#### SOURCE DATA
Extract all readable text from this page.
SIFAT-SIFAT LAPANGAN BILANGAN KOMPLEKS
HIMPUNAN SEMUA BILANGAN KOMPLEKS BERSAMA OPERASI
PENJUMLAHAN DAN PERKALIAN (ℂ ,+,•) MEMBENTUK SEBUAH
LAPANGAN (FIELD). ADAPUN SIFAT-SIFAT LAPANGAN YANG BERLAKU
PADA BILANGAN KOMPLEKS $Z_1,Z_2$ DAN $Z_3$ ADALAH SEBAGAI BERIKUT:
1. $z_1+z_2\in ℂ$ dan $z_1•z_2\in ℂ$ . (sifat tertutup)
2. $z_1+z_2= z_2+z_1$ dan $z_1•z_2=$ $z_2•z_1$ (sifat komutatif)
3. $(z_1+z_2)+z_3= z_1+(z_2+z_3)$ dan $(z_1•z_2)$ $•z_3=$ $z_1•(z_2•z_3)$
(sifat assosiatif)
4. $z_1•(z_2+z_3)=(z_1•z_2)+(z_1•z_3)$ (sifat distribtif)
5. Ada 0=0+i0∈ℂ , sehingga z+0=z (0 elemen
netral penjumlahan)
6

---

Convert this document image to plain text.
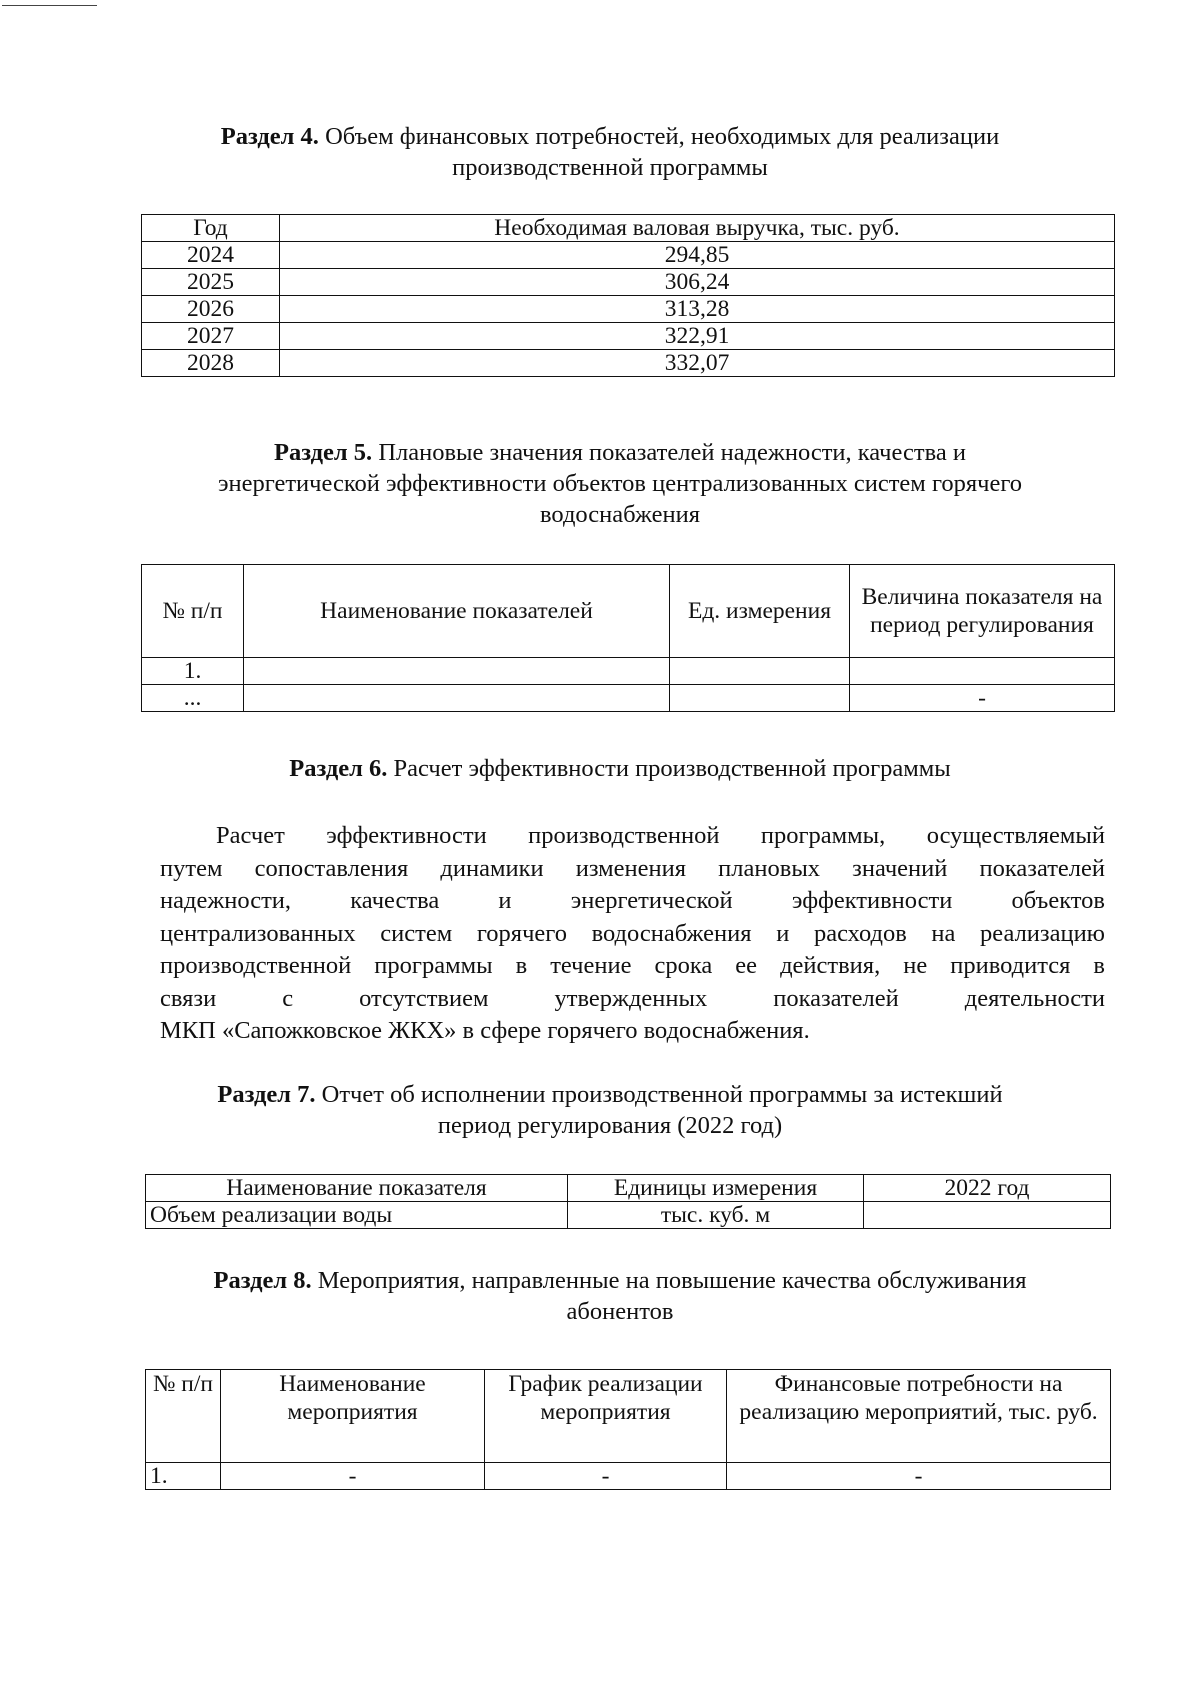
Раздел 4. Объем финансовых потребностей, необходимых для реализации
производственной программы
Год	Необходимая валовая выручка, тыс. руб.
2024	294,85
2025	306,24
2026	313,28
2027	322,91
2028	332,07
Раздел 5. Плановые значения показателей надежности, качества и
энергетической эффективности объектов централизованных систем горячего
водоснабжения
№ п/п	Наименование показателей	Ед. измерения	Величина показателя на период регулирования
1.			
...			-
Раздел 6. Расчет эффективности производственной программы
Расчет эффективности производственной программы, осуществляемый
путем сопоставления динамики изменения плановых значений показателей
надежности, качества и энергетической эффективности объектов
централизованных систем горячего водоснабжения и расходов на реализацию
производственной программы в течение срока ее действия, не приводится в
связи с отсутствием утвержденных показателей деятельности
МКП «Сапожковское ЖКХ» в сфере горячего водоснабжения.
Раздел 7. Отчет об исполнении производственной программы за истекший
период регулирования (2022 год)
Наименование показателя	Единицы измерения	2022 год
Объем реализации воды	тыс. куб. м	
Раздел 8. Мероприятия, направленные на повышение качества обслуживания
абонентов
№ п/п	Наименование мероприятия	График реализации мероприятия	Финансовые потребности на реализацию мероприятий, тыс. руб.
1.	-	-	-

...

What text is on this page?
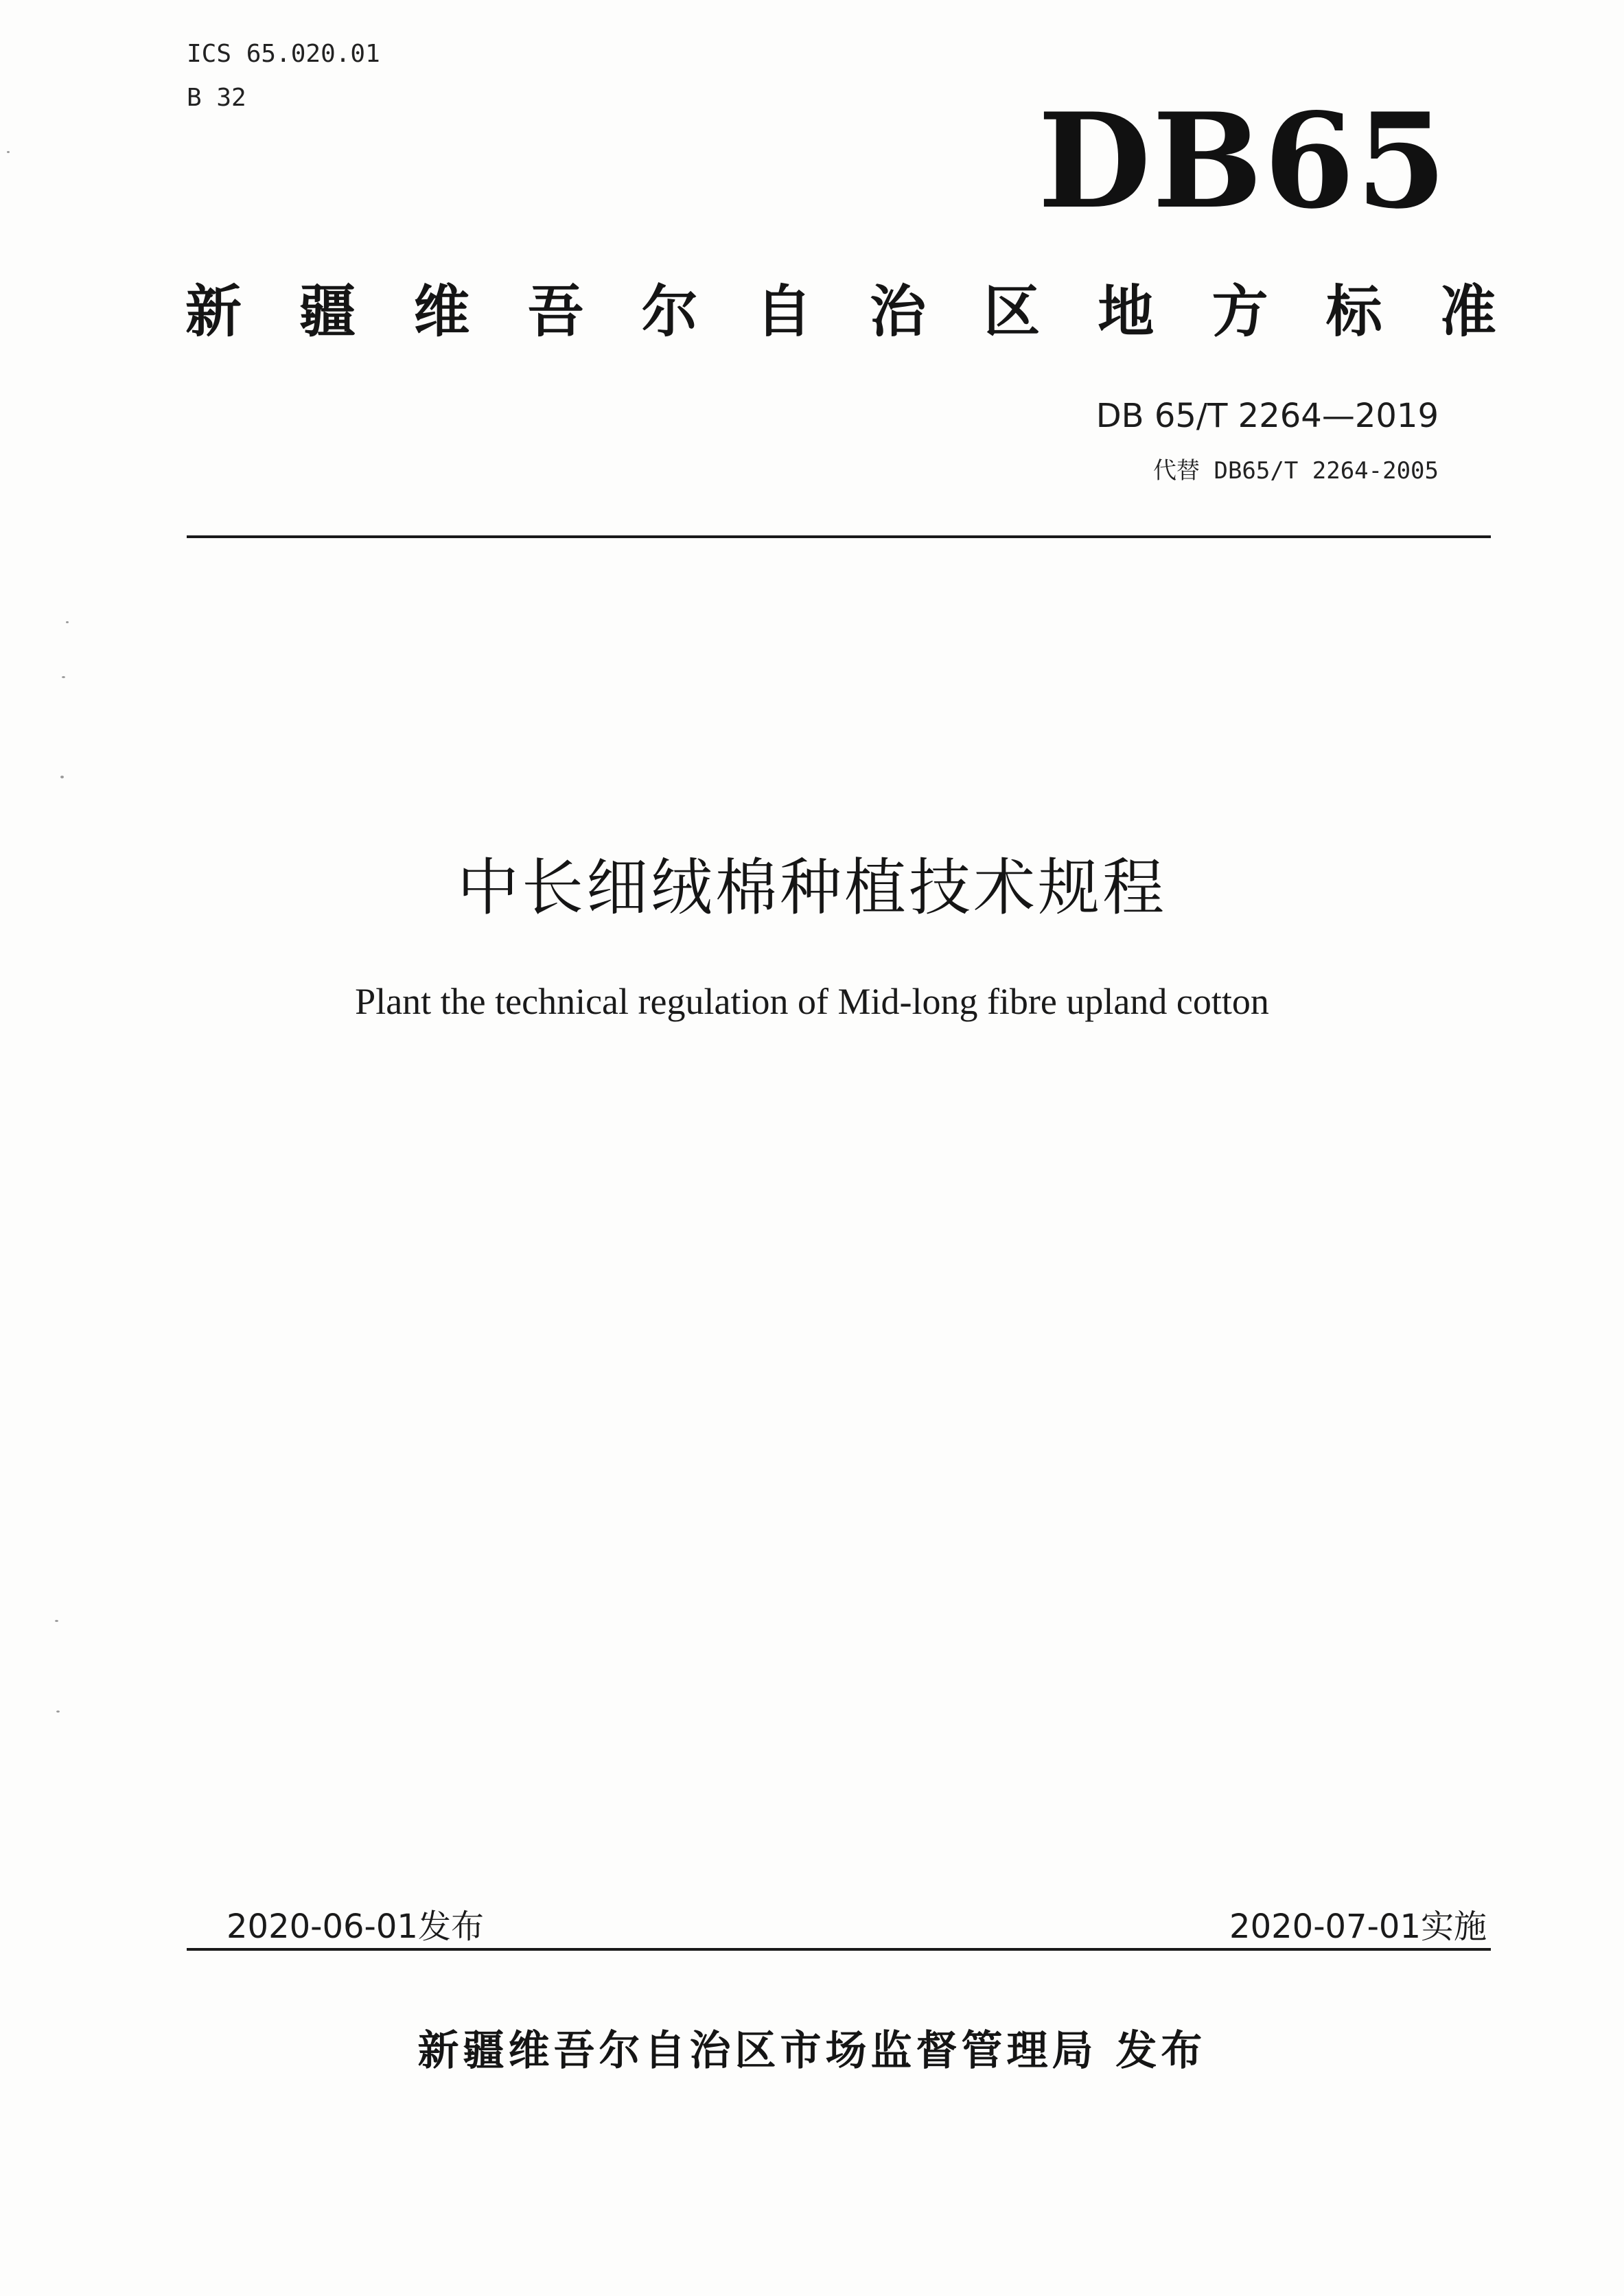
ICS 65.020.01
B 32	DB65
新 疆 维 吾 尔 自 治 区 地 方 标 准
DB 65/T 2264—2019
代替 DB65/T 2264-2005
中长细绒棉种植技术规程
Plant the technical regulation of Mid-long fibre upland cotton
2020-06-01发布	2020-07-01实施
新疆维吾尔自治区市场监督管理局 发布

#### TASK BRIEF
Scan the material above for the string "эффективности" and return the lines that hold it.

#### OUTPUT FOR THIS TASK
энергетической эффективности объектов централизованных систем горячего
Раздел 6. Расчет эффективности производственной программы
Расчет эффективности производственной программы, осуществляемый
надежности, качества и энергетической эффективности объектов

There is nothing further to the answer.